[Figure record extracts]

-----

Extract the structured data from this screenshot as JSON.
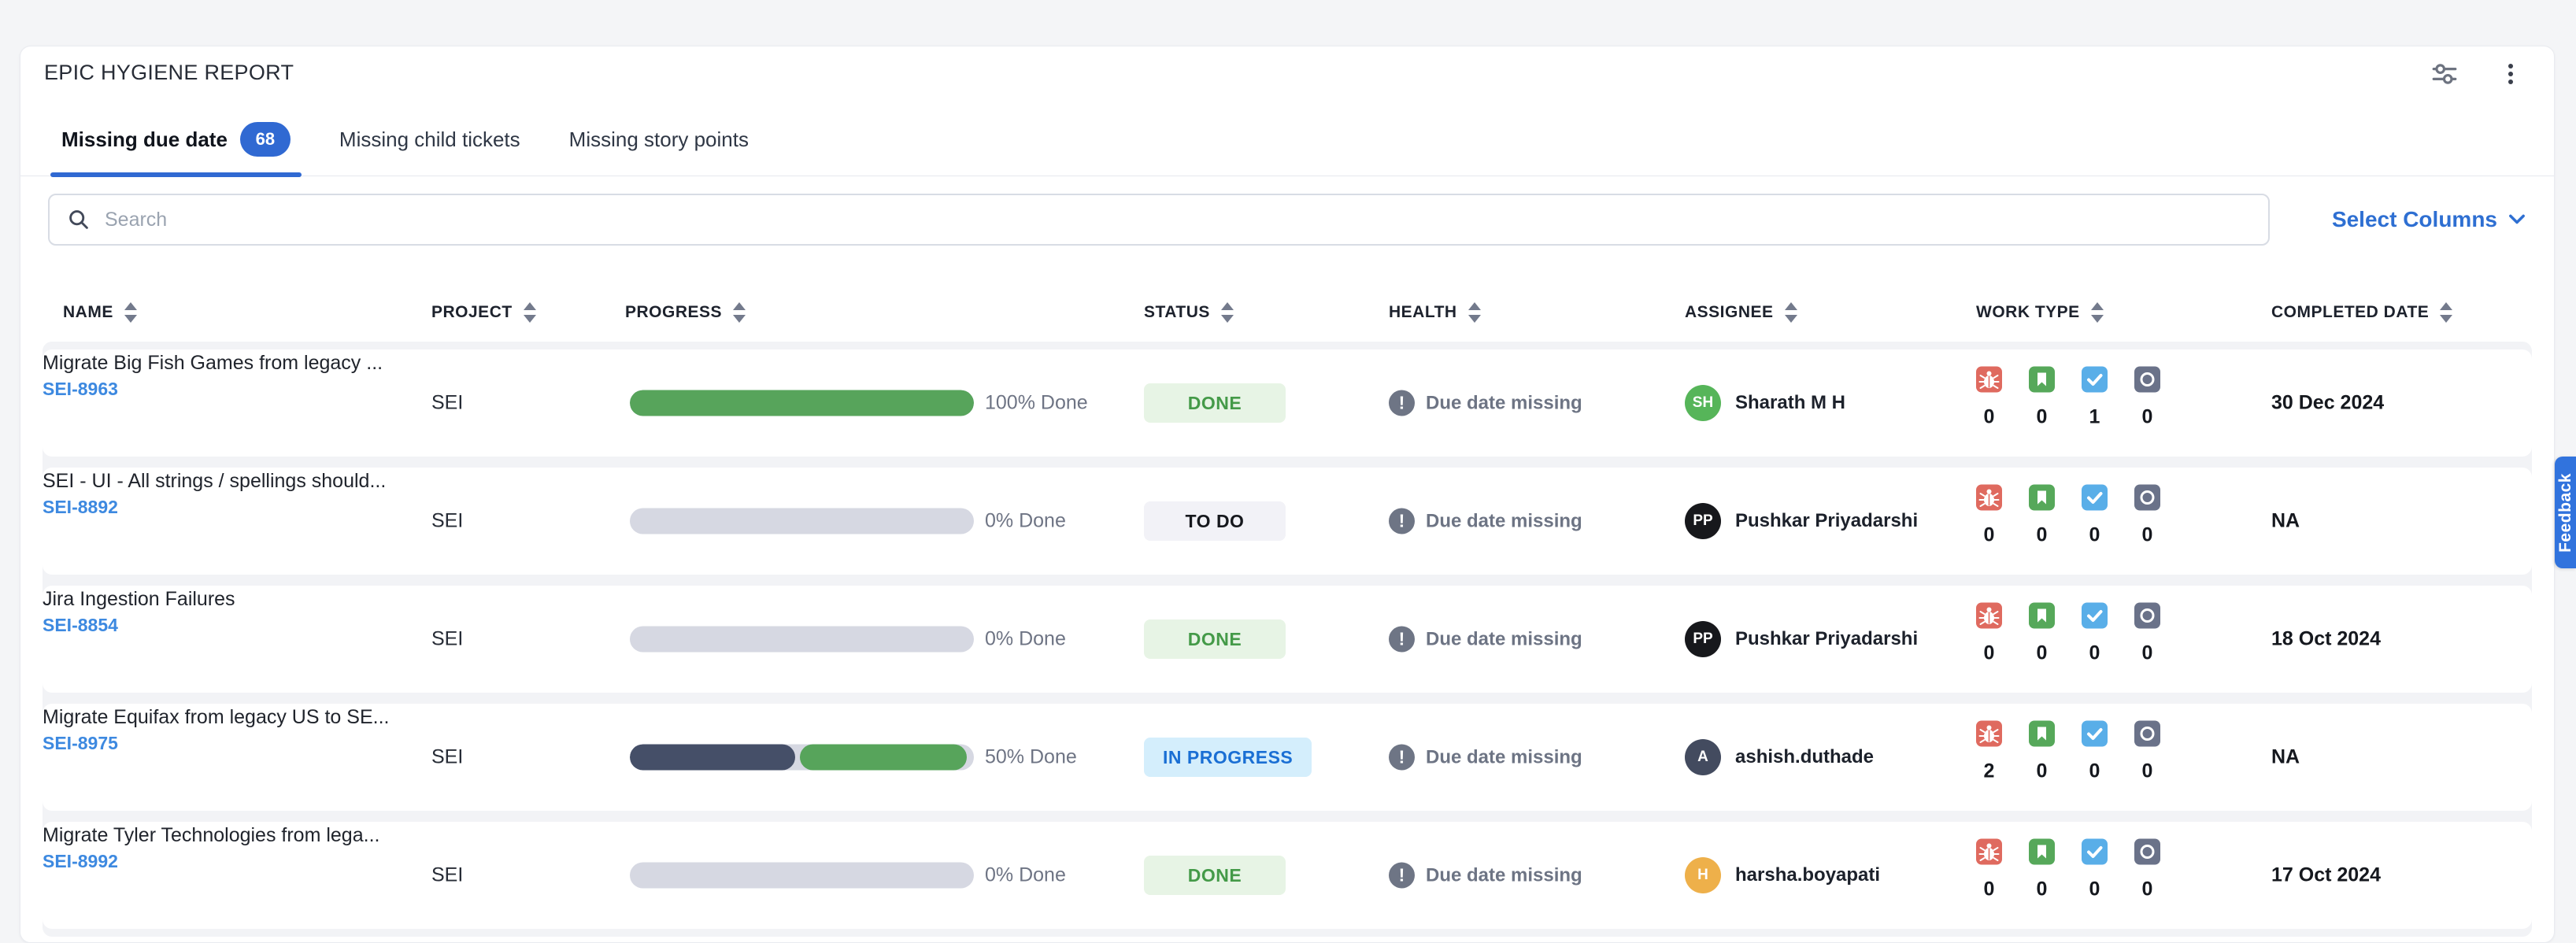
{
  "header": {
    "title": "EPIC HYGIENE REPORT",
    "icons": [
      "filter-sliders",
      "kebab-menu"
    ]
  },
  "tabs": [
    {
      "label": "Missing due date",
      "count": "68",
      "active": true
    },
    {
      "label": "Missing child tickets",
      "active": false
    },
    {
      "label": "Missing story points",
      "active": false
    }
  ],
  "toolbar": {
    "search_placeholder": "Search",
    "select_columns_label": "Select Columns"
  },
  "table": {
    "columns": [
      "Name",
      "Project",
      "Progress",
      "Status",
      "Health",
      "Assignee",
      "Work Type",
      "Completed Date"
    ],
    "work_type_icons": [
      "bug",
      "story",
      "task",
      "other"
    ],
    "rows": [
      {
        "name": "Migrate Big Fish Games from legacy ...",
        "key": "SEI-8963",
        "project": "SEI",
        "progress_label": "100% Done",
        "bar_segments": [
          {
            "color": "#57a45b",
            "width": 100
          }
        ],
        "status": "DONE",
        "status_kind": "done",
        "health": "Due date missing",
        "assignee": "Sharath M H",
        "avatar_initials": "SH",
        "avatar_color": "#56b559",
        "work_counts": [
          0,
          0,
          1,
          0
        ],
        "completed": "30 Dec 2024"
      },
      {
        "name": "SEI - UI - All strings / spellings should...",
        "key": "SEI-8892",
        "project": "SEI",
        "progress_label": "0% Done",
        "bar_segments": [],
        "status": "TO DO",
        "status_kind": "todo",
        "health": "Due date missing",
        "assignee": "Pushkar Priyadarshi",
        "avatar_initials": "PP",
        "avatar_color": "#17181c",
        "work_counts": [
          0,
          0,
          0,
          0
        ],
        "completed": "NA"
      },
      {
        "name": "Jira Ingestion Failures",
        "key": "SEI-8854",
        "project": "SEI",
        "progress_label": "0% Done",
        "bar_segments": [],
        "status": "DONE",
        "status_kind": "done",
        "health": "Due date missing",
        "assignee": "Pushkar Priyadarshi",
        "avatar_initials": "PP",
        "avatar_color": "#17181c",
        "work_counts": [
          0,
          0,
          0,
          0
        ],
        "completed": "18 Oct 2024"
      },
      {
        "name": "Migrate Equifax from legacy US to SE...",
        "key": "SEI-8975",
        "project": "SEI",
        "progress_label": "50% Done",
        "bar_segments": [
          {
            "color": "#454f68",
            "width": 48
          },
          {
            "color": "#57a45b",
            "width": 48.5
          }
        ],
        "status": "IN PROGRESS",
        "status_kind": "inprogress",
        "health": "Due date missing",
        "assignee": "ashish.duthade",
        "avatar_initials": "A",
        "avatar_color": "#434b5f",
        "work_counts": [
          2,
          0,
          0,
          0
        ],
        "completed": "NA"
      },
      {
        "name": "Migrate Tyler Technologies from lega...",
        "key": "SEI-8992",
        "project": "SEI",
        "progress_label": "0% Done",
        "bar_segments": [],
        "status": "DONE",
        "status_kind": "done",
        "health": "Due date missing",
        "assignee": "harsha.boyapati",
        "avatar_initials": "H",
        "avatar_color": "#eeb04a",
        "work_counts": [
          0,
          0,
          0,
          0
        ],
        "completed": "17 Oct 2024"
      }
    ]
  },
  "feedback": {
    "label": "Feedback"
  },
  "colors": {
    "accent_blue": "#3069d2",
    "link_blue": "#3d89e0",
    "progress_green": "#57a45b",
    "progress_dark": "#454f68",
    "progress_empty": "#d6d8e2",
    "chip_done_bg": "#e7f4e5",
    "chip_done_text": "#449a48",
    "chip_todo_bg": "#f2f2f7",
    "chip_todo_text": "#16181d",
    "chip_inprogress_bg": "#d4eefc",
    "chip_inprogress_text": "#1a6fd4",
    "health_gray": "#6e7585",
    "bug_red": "#df6a5f",
    "story_green": "#56a85a",
    "task_blue": "#59aee8",
    "other_slate": "#6a7289",
    "feedback_blue": "#3173dd"
  }
}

-----

**DIRECTIONS**
Return the whole listing, word for word, and leave out every picture.

**ANSWER TO THIS PROBLEM**
Extract the structured data from this screenshot as JSON.
{
  "header": {
    "title": "EPIC HYGIENE REPORT",
    "icons": [
      "filter-sliders",
      "kebab-menu"
    ]
  },
  "tabs": [
    {
      "label": "Missing due date",
      "count": "68",
      "active": true
    },
    {
      "label": "Missing child tickets",
      "active": false
    },
    {
      "label": "Missing story points",
      "active": false
    }
  ],
  "toolbar": {
    "search_placeholder": "Search",
    "select_columns_label": "Select Columns"
  },
  "table": {
    "columns": [
      "Name",
      "Project",
      "Progress",
      "Status",
      "Health",
      "Assignee",
      "Work Type",
      "Completed Date"
    ],
    "work_type_icons": [
      "bug",
      "story",
      "task",
      "other"
    ],
    "rows": [
      {
        "name": "Migrate Big Fish Games from legacy ...",
        "key": "SEI-8963",
        "project": "SEI",
        "progress_label": "100% Done",
        "bar_segments": [
          {
            "color": "#57a45b",
            "width": 100
          }
        ],
        "status": "DONE",
        "status_kind": "done",
        "health": "Due date missing",
        "assignee": "Sharath M H",
        "avatar_initials": "SH",
        "avatar_color": "#56b559",
        "work_counts": [
          0,
          0,
          1,
          0
        ],
        "completed": "30 Dec 2024"
      },
      {
        "name": "SEI - UI - All strings / spellings should...",
        "key": "SEI-8892",
        "project": "SEI",
        "progress_label": "0% Done",
        "bar_segments": [],
        "status": "TO DO",
        "status_kind": "todo",
        "health": "Due date missing",
        "assignee": "Pushkar Priyadarshi",
        "avatar_initials": "PP",
        "avatar_color": "#17181c",
        "work_counts": [
          0,
          0,
          0,
          0
        ],
        "completed": "NA"
      },
      {
        "name": "Jira Ingestion Failures",
        "key": "SEI-8854",
        "project": "SEI",
        "progress_label": "0% Done",
        "bar_segments": [],
        "status": "DONE",
        "status_kind": "done",
        "health": "Due date missing",
        "assignee": "Pushkar Priyadarshi",
        "avatar_initials": "PP",
        "avatar_color": "#17181c",
        "work_counts": [
          0,
          0,
          0,
          0
        ],
        "completed": "18 Oct 2024"
      },
      {
        "name": "Migrate Equifax from legacy US to SE...",
        "key": "SEI-8975",
        "project": "SEI",
        "progress_label": "50% Done",
        "bar_segments": [
          {
            "color": "#454f68",
            "width": 48
          },
          {
            "color": "#57a45b",
            "width": 48.5
          }
        ],
        "status": "IN PROGRESS",
        "status_kind": "inprogress",
        "health": "Due date missing",
        "assignee": "ashish.duthade",
        "avatar_initials": "A",
        "avatar_color": "#434b5f",
        "work_counts": [
          2,
          0,
          0,
          0
        ],
        "completed": "NA"
      },
      {
        "name": "Migrate Tyler Technologies from lega...",
        "key": "SEI-8992",
        "project": "SEI",
        "progress_label": "0% Done",
        "bar_segments": [],
        "status": "DONE",
        "status_kind": "done",
        "health": "Due date missing",
        "assignee": "harsha.boyapati",
        "avatar_initials": "H",
        "avatar_color": "#eeb04a",
        "work_counts": [
          0,
          0,
          0,
          0
        ],
        "completed": "17 Oct 2024"
      }
    ]
  },
  "feedback": {
    "label": "Feedback"
  },
  "colors": {
    "accent_blue": "#3069d2",
    "link_blue": "#3d89e0",
    "progress_green": "#57a45b",
    "progress_dark": "#454f68",
    "progress_empty": "#d6d8e2",
    "chip_done_bg": "#e7f4e5",
    "chip_done_text": "#449a48",
    "chip_todo_bg": "#f2f2f7",
    "chip_todo_text": "#16181d",
    "chip_inprogress_bg": "#d4eefc",
    "chip_inprogress_text": "#1a6fd4",
    "health_gray": "#6e7585",
    "bug_red": "#df6a5f",
    "story_green": "#56a85a",
    "task_blue": "#59aee8",
    "other_slate": "#6a7289",
    "feedback_blue": "#3173dd"
  }
}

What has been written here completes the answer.